◆ Your goal
Report every line of the records beneath this task that holds the string "eritrocite".

◆ Supplied records
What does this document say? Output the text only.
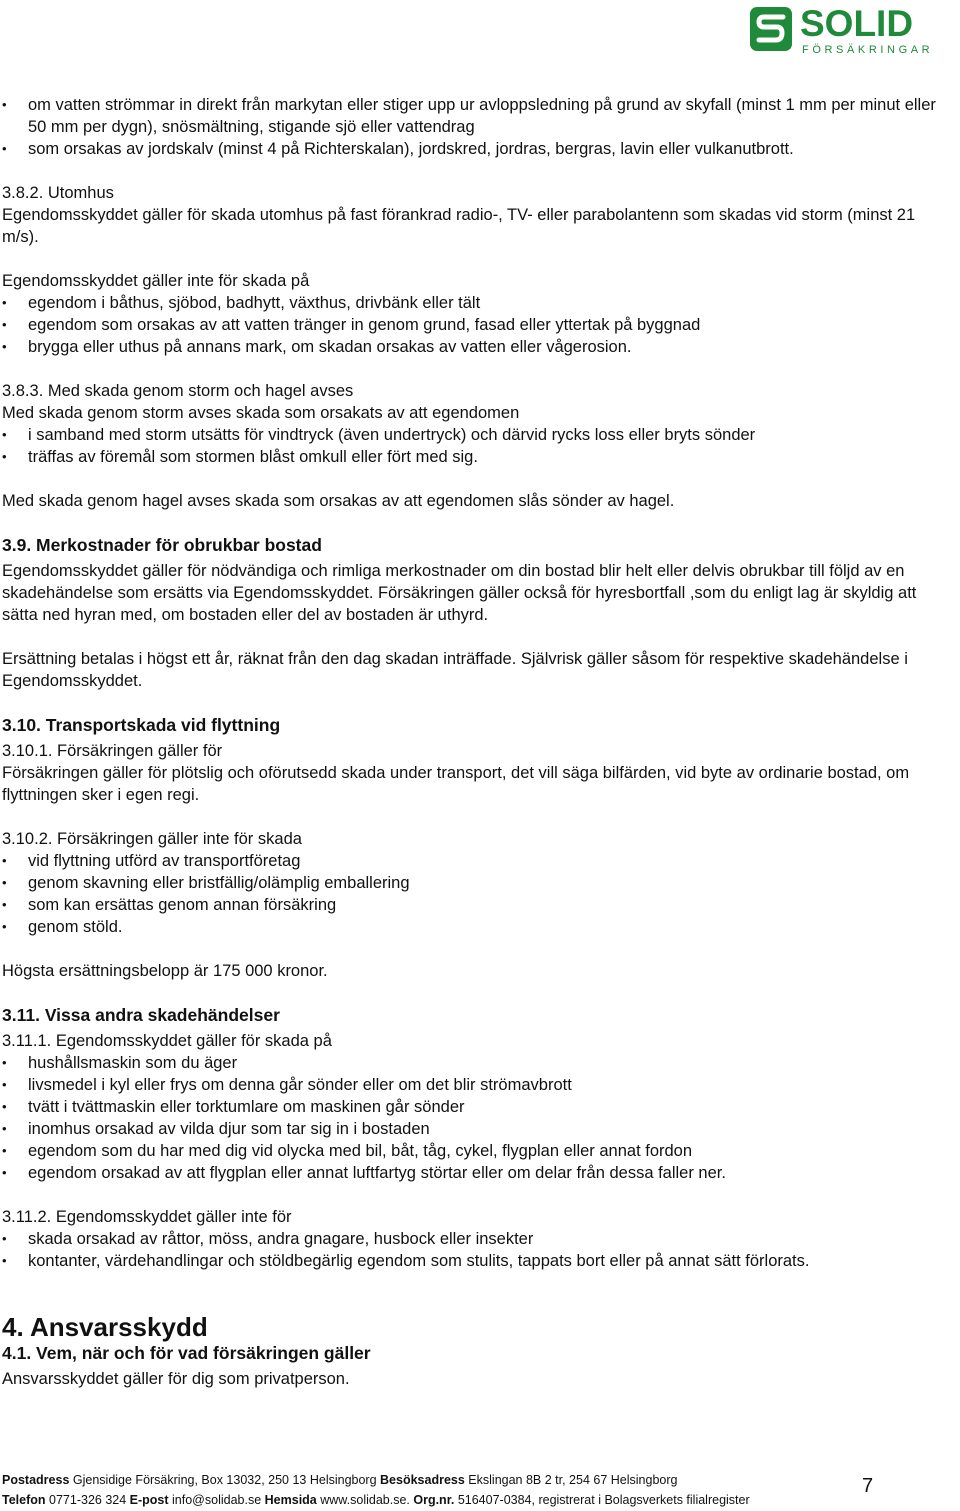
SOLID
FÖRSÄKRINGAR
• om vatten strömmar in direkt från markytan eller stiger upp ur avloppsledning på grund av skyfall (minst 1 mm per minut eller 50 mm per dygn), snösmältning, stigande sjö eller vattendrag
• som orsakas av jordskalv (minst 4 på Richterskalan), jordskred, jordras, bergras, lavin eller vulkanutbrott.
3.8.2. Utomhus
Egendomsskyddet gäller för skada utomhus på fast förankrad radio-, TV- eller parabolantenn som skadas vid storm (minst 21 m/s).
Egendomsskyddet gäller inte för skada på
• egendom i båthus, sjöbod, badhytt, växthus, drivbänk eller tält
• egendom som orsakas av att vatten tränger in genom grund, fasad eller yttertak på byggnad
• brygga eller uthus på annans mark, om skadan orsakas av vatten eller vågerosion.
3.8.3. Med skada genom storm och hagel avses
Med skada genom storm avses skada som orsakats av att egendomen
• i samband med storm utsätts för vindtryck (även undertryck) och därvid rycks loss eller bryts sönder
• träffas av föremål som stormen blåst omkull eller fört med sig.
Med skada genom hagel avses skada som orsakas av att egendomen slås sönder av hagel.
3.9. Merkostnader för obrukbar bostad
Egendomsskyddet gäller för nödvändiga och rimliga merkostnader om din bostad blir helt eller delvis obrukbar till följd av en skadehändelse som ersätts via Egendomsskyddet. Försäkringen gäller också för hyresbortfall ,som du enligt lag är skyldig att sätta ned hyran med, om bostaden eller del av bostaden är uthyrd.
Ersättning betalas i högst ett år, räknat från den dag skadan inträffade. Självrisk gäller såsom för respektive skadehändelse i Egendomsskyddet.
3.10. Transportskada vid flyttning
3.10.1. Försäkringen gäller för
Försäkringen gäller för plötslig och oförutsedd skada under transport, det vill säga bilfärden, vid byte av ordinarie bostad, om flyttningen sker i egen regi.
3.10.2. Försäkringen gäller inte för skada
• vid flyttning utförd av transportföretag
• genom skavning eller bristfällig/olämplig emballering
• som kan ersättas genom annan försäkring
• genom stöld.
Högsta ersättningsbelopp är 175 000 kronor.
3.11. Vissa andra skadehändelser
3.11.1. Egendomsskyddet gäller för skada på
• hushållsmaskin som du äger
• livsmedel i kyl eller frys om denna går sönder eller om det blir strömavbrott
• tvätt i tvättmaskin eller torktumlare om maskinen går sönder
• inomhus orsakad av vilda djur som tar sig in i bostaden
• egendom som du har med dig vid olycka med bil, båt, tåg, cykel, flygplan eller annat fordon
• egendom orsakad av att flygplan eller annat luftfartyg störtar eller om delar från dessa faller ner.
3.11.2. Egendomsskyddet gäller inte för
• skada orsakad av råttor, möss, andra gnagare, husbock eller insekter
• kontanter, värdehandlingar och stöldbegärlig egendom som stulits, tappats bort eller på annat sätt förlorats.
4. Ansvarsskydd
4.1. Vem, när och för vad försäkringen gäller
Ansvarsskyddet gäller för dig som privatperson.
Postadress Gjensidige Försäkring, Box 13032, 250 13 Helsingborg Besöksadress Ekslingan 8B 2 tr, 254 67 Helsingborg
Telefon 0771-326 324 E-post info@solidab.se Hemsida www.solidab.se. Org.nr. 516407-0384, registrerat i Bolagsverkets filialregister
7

* * *

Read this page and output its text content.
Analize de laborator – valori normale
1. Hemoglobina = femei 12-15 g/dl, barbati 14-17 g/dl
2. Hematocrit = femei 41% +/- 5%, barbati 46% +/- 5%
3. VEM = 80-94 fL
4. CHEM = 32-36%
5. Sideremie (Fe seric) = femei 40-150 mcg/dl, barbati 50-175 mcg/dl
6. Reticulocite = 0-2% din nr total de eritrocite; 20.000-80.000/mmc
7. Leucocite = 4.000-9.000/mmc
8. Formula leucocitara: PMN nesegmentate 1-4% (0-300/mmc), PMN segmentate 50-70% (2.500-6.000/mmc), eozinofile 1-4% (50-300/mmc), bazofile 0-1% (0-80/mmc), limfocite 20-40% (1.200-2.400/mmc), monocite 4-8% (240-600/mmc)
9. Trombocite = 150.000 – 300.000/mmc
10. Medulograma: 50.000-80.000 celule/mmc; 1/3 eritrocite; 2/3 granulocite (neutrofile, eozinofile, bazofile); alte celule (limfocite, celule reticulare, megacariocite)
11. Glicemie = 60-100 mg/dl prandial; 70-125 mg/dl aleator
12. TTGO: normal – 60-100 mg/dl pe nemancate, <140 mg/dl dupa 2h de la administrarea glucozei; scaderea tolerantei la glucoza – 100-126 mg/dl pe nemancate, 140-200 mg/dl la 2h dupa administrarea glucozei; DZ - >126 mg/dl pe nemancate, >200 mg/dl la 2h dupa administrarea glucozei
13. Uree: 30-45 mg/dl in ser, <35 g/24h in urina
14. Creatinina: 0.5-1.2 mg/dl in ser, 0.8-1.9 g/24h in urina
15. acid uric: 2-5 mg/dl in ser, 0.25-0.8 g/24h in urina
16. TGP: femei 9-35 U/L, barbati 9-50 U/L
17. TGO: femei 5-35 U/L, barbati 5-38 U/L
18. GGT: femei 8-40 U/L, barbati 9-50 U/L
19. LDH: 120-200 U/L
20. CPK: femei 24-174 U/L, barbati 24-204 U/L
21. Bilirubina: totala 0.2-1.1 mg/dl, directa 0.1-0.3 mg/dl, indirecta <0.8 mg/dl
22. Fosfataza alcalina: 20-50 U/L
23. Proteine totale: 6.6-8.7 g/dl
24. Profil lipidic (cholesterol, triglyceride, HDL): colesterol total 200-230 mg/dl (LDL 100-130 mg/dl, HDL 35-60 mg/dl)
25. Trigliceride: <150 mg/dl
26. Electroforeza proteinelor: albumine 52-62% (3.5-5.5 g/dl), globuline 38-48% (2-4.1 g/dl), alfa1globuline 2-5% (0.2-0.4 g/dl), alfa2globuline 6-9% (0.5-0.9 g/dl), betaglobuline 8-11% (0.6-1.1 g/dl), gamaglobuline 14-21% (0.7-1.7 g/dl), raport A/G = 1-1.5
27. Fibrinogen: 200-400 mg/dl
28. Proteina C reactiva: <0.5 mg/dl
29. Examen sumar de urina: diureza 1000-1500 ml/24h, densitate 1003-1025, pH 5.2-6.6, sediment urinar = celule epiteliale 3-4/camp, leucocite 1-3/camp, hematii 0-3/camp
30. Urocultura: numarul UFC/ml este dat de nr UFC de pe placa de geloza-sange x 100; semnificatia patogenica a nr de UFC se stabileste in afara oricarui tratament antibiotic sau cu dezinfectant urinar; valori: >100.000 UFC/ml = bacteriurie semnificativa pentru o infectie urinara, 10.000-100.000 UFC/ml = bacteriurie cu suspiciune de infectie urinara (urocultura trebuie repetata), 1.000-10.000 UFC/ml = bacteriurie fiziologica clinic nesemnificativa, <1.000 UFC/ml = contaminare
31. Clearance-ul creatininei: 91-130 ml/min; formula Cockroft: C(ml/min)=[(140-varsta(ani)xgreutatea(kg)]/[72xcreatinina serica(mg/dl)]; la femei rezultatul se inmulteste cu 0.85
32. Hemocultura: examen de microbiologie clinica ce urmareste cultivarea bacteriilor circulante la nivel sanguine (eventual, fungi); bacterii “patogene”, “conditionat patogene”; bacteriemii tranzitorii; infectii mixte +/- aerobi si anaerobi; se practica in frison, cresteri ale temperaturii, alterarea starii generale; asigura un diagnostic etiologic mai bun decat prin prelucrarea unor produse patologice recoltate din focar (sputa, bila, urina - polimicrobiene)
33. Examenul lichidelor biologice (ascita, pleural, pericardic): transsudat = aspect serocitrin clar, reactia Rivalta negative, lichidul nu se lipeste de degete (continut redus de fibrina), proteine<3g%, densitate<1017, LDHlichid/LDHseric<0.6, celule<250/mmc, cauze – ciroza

◆ Result of this task
6. Reticulocite = 0-2% din nr total de eritrocite; 20.000-80.000/mmc
10. Medulograma: 50.000-80.000 celule/mmc; 1/3 eritrocite; 2/3 granulocite (neutrofile, eozinofile, bazofile); alte celule (limfocite, celule reticulare, megacariocite)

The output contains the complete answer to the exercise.